_Record set:_
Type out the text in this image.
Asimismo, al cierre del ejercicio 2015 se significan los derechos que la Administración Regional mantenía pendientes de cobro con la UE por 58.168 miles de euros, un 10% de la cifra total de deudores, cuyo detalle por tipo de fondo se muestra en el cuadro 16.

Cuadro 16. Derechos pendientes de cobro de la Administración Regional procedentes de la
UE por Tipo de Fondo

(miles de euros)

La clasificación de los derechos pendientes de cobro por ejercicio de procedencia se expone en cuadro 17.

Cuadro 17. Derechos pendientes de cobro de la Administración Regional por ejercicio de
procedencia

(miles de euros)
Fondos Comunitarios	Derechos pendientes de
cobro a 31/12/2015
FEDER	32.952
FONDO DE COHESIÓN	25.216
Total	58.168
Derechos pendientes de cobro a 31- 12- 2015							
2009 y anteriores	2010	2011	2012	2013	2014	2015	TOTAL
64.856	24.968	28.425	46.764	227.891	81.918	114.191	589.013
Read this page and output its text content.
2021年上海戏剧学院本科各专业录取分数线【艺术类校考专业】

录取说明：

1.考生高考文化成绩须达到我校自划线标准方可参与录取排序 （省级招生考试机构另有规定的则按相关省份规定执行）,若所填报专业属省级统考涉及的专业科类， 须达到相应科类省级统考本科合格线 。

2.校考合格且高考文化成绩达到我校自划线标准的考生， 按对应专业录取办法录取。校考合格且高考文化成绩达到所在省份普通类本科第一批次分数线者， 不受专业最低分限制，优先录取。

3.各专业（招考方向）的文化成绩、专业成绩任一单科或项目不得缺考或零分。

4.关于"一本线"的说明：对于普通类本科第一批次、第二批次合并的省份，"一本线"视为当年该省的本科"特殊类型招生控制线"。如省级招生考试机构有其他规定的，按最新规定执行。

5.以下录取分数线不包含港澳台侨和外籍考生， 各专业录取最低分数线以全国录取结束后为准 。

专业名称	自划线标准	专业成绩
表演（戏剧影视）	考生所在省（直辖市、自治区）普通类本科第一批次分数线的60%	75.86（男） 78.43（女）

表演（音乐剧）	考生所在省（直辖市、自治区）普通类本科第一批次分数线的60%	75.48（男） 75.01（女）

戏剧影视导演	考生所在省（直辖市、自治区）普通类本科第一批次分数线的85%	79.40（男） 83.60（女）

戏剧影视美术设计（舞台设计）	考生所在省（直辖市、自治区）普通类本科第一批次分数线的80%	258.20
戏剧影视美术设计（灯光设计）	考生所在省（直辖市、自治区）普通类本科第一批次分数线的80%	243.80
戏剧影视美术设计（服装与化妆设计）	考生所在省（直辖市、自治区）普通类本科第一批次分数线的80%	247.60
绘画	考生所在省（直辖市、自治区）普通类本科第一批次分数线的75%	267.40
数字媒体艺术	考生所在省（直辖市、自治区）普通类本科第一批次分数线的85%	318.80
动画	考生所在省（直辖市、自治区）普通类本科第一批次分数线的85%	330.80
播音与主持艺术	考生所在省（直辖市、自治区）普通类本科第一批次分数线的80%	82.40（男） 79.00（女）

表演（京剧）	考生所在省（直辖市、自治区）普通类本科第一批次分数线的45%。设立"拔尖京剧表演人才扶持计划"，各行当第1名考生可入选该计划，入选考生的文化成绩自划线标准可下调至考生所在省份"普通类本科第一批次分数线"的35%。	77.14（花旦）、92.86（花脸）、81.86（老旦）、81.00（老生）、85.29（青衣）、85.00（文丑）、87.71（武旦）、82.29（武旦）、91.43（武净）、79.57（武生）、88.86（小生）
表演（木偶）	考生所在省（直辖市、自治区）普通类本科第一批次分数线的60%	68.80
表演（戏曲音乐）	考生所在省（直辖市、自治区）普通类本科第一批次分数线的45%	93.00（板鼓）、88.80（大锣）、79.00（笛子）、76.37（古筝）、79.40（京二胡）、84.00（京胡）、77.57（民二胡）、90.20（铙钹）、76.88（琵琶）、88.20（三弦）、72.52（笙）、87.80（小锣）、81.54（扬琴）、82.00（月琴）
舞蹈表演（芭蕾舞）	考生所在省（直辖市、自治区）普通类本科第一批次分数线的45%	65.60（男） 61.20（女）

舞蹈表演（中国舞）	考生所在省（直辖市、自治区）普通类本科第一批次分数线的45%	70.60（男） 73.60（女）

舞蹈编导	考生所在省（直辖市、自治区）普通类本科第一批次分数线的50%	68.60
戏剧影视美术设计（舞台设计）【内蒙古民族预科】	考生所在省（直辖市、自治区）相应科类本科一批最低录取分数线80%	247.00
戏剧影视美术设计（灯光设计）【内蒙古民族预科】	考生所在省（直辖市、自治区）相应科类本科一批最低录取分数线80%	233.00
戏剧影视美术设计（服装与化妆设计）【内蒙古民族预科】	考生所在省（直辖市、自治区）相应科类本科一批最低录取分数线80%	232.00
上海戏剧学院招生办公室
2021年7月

_Challenge:_ Show every line from the entries above in which the word "内蒙古民族预科" appears.

_Exercise result:_
戏剧影视美术设计（舞台设计）【内蒙古民族预科】	考生所在省（直辖市、自治区）相应科类本科一批最低录取分数线80%	247.00
戏剧影视美术设计（灯光设计）【内蒙古民族预科】	考生所在省（直辖市、自治区）相应科类本科一批最低录取分数线80%	233.00
戏剧影视美术设计（服装与化妆设计）【内蒙古民族预科】	考生所在省（直辖市、自治区）相应科类本科一批最低录取分数线80%	232.00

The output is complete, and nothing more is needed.